◆ SUPPLIED TEXT:
★ ★ ★ ★ ★ ★ ★
Search code examples
pythonscikit-learnboosting

How to use a GradientBoostingRegressor in scikit-learn with 3 output dimensions


I am trying to map 13-dimensional input data to 3-dimensional output data by using RandomForest and GradientBoostingRegressor of scikit-learn. While for the RandomForest regressor this works fine, I get a ValueError for the GradientBoostingRegressor stating ValueError: y should be a 1d array, got an array of shape (16127, 3) instead.

I don't really understand why I get this error when using GradientBoostingRegressor and not when using the RandomForestRegressor. As far as I understand, both of them use decision trees as a weak learner and combine them to get a good result. Of course I know that I could transform the 3-dimensional output-labels to a 1-dimensional array but this does not make sense as i want to map to a 3-dimensional output-vector. Any idea how I can do this using the GradientBoostingRegressor?

Here is my code:

import pandas as pd
from sklearn.preprocessing import StandardScaler
from sklearn.ensemble import RandomForestRegressor
from sklearn.ensemble import GradientBoostingRegressor

# Read data from  csv files
Input_data_features = pd.read_csv("C:/Users/wi9632/Desktop/TestData_InputFeatures.csv", sep=';')
★ ★ ★ ★ ★ ★ ★
◆ GIVEN INFORMATION:
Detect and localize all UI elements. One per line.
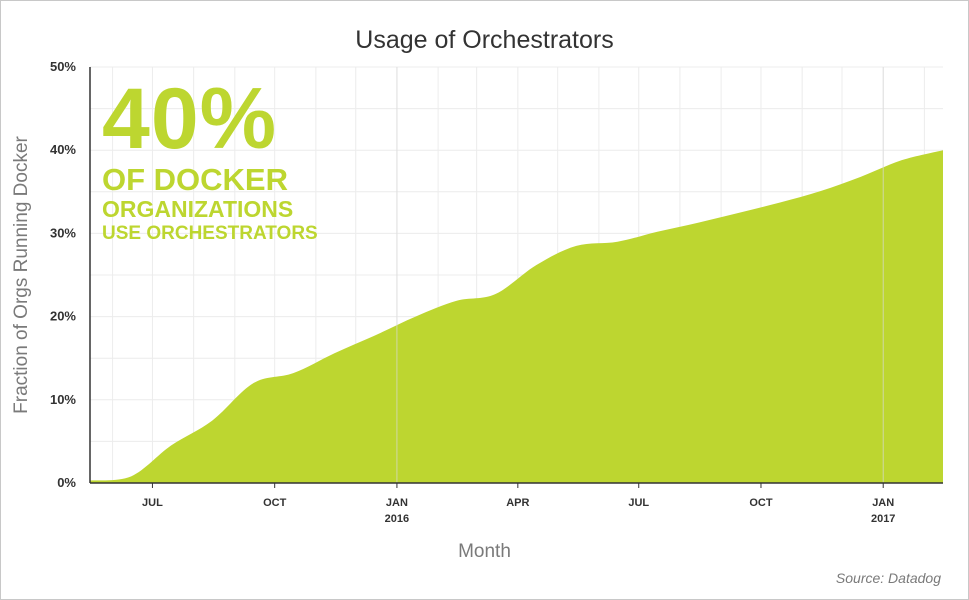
★ ★ ★ ★ ★ ★ ★
◆ INSTRUCTIONS:
[A] According to the scikit-learn thread, what shape does the error message report for y?
[B] Restate the part of the scikit-learn thread that begins with the words containing "I am trying" and ends with "(16127, 3) instead.", swapping "fine" for "correctly".

◆ RESULTS FOR THE EXERCISE:
[A] (16127, 3)

[B]
I am trying to map 13-dimensional input data to 3-dimensional output data by using RandomForest and GradientBoostingRegressor of scikit-learn. While for the RandomForest regressor this works correctly, I get a ValueError for the GradientBoostingRegressor stating ValueError: y should be a 1d array, got an array of shape (16127, 3) instead.